WHAT IS ASKED ::
Comb through the entries for "Paris" and pull out each line that holds it.

MATERIAL SHOWN ::
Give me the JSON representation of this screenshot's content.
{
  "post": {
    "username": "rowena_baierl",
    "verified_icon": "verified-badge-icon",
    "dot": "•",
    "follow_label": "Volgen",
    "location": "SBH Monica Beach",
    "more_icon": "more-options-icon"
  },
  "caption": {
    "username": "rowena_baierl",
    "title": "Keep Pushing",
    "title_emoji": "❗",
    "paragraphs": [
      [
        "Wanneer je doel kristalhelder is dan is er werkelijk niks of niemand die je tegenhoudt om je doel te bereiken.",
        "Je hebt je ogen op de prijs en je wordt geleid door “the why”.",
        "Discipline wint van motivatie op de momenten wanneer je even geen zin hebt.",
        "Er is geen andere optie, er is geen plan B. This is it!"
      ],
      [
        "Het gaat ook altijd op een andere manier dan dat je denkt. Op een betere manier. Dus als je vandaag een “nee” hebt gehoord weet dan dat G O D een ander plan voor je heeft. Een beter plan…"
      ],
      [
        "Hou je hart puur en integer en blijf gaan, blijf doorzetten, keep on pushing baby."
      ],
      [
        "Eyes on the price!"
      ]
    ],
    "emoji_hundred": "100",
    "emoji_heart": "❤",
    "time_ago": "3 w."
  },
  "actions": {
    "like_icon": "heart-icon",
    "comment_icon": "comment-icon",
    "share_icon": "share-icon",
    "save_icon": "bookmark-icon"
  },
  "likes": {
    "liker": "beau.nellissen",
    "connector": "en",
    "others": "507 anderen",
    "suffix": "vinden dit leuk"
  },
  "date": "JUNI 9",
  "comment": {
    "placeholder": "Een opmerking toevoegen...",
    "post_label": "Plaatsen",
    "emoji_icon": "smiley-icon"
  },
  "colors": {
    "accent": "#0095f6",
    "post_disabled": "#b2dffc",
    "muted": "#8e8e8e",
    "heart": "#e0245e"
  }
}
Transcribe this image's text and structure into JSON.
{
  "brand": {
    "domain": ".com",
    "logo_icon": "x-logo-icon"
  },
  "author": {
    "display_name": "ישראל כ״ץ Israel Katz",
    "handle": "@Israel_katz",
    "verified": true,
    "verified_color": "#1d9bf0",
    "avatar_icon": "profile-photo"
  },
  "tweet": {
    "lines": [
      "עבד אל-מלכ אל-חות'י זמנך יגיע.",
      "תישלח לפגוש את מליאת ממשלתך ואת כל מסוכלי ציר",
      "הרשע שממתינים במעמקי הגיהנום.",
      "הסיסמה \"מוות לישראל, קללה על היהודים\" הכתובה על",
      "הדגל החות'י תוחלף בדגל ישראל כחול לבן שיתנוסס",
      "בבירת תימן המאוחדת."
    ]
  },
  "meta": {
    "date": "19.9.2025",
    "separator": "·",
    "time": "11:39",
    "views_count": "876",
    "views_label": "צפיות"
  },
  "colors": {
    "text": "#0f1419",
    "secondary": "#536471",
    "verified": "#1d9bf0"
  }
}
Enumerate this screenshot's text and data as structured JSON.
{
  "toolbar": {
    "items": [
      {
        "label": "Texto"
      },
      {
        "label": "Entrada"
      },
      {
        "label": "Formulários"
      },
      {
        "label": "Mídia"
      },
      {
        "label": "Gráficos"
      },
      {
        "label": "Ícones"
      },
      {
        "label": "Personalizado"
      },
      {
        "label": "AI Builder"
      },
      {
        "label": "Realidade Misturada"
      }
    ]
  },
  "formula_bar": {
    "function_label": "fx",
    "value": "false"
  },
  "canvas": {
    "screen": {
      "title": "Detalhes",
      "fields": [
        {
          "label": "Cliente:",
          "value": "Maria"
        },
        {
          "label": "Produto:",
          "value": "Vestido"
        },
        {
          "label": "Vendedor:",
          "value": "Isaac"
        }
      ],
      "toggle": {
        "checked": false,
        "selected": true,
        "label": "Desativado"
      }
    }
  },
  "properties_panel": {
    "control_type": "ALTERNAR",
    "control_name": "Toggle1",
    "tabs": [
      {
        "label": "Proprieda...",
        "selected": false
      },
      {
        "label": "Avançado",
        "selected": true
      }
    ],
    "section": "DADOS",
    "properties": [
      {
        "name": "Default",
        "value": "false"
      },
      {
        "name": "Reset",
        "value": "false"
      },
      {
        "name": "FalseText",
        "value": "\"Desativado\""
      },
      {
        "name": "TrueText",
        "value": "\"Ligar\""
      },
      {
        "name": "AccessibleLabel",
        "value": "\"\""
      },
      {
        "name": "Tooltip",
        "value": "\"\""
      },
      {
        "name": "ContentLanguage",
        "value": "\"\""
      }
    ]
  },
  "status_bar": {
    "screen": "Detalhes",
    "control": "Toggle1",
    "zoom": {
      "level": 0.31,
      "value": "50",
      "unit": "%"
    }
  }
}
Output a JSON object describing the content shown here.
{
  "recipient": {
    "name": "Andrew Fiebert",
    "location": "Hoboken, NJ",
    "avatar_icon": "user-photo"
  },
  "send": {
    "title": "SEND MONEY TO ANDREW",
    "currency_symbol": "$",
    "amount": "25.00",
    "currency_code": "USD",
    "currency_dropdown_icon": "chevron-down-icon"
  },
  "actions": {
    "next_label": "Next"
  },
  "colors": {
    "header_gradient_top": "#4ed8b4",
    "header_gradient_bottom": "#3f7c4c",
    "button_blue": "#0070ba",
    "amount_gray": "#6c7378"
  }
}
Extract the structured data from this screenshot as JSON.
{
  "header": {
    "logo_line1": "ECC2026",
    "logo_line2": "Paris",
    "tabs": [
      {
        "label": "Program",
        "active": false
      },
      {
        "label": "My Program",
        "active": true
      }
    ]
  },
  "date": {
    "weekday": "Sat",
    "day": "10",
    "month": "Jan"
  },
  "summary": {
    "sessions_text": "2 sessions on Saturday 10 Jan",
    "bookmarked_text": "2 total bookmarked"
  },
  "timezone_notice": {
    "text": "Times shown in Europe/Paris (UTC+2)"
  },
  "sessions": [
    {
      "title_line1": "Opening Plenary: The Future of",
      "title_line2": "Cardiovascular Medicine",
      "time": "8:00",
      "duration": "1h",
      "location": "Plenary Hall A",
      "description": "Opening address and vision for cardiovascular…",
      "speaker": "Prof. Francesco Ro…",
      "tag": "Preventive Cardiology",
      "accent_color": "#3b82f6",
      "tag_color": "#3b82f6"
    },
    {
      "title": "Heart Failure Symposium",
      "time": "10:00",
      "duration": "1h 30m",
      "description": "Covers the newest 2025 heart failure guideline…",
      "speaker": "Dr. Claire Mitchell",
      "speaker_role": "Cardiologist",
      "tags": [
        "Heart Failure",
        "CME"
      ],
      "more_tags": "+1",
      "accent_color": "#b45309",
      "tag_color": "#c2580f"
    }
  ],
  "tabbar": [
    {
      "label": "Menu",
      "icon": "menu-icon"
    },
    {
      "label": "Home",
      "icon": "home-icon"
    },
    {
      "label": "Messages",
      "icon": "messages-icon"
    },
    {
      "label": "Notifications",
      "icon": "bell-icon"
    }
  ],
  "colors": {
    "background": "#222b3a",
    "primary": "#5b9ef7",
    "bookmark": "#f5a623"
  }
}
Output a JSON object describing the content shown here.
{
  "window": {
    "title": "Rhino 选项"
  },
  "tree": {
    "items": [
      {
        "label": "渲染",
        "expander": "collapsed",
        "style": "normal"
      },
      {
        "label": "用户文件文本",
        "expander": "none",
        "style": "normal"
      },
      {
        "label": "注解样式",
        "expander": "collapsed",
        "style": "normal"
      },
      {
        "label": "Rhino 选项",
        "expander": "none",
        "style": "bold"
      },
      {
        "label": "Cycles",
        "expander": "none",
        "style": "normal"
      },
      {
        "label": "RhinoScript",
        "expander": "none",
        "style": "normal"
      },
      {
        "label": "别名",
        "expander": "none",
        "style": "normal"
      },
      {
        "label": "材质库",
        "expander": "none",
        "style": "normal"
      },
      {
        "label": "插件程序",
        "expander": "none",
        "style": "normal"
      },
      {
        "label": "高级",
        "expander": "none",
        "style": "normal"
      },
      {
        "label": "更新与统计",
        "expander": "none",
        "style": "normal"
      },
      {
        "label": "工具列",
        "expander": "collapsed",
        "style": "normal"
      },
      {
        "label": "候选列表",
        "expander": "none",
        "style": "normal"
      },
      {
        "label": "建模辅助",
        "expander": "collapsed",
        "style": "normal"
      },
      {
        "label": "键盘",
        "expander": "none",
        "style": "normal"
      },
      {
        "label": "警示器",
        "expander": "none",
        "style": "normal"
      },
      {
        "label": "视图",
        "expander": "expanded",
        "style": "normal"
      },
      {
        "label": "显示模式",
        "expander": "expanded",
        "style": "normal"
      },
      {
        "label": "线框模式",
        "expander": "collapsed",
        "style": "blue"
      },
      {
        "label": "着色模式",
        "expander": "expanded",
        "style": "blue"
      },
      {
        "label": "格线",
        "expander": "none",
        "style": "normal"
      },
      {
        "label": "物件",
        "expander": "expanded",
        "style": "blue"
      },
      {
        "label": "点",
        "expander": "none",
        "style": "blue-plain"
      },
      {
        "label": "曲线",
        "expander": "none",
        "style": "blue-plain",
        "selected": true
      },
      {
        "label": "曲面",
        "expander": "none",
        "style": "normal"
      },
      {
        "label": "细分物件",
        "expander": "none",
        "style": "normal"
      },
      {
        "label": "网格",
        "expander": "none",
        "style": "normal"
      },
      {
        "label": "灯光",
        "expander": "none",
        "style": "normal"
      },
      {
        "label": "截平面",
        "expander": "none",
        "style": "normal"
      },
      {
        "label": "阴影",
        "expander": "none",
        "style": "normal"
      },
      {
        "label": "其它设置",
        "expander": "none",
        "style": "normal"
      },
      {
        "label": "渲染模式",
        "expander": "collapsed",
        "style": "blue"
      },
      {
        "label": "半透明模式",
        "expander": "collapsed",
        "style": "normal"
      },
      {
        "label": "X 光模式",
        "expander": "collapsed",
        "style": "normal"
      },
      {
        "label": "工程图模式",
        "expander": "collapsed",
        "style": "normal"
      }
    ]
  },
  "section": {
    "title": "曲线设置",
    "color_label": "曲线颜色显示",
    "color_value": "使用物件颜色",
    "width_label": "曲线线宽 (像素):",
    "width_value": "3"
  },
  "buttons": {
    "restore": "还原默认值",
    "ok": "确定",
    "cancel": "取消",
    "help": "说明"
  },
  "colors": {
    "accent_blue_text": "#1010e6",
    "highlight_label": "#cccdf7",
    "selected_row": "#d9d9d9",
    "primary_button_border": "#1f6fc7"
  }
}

SOLUTION ::
    "logo_line2": "Paris",
    "text": "Times shown in Europe/Paris (UTC+2)"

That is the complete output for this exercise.